→ **Prompt**: What is the number of lines containing "election"? Give only that number.

→ **Exercise input**:
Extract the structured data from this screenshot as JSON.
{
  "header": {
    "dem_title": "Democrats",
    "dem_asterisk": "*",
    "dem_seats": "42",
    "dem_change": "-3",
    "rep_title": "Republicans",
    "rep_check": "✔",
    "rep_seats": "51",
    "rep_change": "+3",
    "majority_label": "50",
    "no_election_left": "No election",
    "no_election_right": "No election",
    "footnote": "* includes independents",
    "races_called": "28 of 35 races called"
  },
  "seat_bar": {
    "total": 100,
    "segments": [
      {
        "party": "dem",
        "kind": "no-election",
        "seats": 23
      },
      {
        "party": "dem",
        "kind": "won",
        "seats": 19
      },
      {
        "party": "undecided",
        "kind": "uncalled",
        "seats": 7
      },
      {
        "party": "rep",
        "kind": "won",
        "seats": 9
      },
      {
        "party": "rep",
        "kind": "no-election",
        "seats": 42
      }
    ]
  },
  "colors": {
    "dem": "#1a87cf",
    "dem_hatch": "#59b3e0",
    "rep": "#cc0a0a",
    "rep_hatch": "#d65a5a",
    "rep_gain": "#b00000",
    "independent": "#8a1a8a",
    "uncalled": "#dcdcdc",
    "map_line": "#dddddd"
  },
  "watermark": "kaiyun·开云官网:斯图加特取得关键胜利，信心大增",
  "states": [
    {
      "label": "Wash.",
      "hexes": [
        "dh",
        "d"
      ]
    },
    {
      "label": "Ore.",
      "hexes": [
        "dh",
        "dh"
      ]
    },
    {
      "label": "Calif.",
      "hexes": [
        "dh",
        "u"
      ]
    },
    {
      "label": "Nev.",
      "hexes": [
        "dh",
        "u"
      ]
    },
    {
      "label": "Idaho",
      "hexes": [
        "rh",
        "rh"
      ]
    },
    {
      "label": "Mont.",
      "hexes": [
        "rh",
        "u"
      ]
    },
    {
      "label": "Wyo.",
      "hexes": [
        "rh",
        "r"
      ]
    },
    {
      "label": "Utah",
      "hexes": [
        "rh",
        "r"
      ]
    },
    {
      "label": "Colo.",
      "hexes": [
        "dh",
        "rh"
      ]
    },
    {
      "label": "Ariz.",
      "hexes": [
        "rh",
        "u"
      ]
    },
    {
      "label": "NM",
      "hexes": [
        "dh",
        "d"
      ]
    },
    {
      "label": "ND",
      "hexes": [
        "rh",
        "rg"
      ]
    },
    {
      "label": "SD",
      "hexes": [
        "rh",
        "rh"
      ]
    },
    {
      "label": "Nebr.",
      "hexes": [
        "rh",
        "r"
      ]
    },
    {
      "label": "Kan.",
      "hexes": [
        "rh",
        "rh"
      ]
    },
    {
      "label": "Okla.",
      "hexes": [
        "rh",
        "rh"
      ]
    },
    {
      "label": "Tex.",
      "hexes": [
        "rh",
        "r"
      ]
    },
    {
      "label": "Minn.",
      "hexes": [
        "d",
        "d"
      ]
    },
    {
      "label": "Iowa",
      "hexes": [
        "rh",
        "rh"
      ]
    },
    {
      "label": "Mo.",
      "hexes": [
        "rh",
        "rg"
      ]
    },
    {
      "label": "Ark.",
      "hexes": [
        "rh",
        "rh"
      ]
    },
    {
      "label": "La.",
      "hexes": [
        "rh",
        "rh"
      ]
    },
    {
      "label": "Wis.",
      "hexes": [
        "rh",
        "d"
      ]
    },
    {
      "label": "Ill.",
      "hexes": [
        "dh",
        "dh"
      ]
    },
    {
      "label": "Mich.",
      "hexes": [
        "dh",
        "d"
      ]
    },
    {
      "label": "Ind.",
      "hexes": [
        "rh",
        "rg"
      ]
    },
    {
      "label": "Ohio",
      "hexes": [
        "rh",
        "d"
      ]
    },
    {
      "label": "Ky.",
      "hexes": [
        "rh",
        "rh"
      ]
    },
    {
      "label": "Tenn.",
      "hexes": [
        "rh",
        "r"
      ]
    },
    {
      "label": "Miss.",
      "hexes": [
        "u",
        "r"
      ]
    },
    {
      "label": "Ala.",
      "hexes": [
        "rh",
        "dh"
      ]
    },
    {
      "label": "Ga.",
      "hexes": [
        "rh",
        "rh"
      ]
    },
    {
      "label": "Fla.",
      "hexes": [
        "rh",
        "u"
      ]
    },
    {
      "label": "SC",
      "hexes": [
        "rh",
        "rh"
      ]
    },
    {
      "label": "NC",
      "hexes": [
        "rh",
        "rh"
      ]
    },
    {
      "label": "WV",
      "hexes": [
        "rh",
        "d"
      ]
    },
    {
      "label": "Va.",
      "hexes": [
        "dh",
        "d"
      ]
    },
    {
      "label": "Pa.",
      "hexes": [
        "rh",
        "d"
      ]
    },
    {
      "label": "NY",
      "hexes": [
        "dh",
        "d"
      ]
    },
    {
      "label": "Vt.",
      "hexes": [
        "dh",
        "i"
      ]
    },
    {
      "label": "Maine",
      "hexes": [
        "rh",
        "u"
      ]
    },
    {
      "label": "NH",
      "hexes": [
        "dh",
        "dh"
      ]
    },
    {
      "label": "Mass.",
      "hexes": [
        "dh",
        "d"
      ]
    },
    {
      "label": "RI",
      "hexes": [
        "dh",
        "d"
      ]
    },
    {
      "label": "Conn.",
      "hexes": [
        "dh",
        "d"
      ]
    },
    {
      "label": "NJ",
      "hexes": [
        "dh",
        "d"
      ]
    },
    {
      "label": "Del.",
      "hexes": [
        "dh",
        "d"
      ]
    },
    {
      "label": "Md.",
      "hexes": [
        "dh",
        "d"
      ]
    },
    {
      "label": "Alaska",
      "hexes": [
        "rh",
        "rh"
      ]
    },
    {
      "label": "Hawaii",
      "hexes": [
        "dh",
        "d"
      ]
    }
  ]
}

→ **Finished task**: 4